## [Exercise directions]
Look through the data below and say how many of its lines contain "evil", adding nothing else.

## [Listed entries]
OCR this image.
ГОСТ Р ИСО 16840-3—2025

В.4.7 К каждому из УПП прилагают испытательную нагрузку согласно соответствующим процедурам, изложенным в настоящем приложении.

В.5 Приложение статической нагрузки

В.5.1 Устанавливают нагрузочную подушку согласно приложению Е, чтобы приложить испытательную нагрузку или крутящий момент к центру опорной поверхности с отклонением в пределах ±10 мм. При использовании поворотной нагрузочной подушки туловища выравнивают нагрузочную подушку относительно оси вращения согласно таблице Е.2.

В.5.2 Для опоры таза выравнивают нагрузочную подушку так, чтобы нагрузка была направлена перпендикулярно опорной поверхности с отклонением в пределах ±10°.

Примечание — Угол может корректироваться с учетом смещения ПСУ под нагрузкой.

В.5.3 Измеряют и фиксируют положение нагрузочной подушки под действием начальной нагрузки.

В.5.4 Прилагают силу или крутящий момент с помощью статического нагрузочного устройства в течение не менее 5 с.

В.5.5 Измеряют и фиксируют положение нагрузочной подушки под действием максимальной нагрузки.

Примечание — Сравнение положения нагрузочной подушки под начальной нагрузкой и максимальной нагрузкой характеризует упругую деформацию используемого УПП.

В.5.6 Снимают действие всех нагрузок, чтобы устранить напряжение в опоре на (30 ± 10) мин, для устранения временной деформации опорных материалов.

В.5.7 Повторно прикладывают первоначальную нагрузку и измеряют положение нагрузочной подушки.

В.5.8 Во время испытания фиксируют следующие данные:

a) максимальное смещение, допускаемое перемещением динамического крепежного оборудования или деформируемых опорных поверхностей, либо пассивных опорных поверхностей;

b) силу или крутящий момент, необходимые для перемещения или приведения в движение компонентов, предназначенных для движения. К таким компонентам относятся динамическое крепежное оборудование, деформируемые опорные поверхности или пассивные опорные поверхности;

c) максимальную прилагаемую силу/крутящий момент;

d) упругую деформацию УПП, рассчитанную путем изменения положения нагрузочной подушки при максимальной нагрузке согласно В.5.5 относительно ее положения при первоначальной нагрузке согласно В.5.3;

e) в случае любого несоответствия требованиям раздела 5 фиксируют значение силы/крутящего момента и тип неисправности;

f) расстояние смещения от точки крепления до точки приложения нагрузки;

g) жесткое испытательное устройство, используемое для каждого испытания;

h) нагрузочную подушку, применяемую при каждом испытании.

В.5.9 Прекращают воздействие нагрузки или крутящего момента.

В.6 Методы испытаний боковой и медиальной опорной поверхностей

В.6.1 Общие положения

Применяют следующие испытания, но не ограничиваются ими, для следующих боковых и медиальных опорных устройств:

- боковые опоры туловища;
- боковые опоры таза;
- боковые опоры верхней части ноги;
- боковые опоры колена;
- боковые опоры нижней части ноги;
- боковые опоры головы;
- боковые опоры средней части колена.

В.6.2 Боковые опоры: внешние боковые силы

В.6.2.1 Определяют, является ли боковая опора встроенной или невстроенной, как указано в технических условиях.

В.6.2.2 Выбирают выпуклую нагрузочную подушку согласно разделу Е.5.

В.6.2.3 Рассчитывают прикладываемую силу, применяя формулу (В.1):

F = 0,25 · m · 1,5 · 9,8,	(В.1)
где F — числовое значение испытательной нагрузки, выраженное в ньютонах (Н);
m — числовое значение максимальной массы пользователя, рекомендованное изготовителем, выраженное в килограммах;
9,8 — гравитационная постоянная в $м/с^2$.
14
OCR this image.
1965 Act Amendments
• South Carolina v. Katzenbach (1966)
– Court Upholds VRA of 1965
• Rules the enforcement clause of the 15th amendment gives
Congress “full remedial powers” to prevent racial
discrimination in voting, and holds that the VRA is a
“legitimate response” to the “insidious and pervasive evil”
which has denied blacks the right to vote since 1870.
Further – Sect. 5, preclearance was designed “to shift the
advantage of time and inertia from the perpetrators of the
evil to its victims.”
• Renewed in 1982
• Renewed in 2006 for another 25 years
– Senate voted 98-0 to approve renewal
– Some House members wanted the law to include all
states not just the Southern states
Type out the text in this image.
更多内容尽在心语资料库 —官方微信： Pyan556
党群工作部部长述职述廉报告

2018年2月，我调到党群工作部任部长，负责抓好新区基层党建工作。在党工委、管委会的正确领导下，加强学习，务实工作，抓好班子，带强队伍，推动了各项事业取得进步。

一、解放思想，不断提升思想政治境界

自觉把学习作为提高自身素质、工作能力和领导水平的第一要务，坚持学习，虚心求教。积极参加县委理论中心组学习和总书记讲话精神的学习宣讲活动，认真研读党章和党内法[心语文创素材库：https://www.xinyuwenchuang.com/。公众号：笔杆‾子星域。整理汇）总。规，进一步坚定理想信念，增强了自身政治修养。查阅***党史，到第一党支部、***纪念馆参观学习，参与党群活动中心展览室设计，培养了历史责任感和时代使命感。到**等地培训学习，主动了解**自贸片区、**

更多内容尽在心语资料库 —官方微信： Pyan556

## [Full response]
2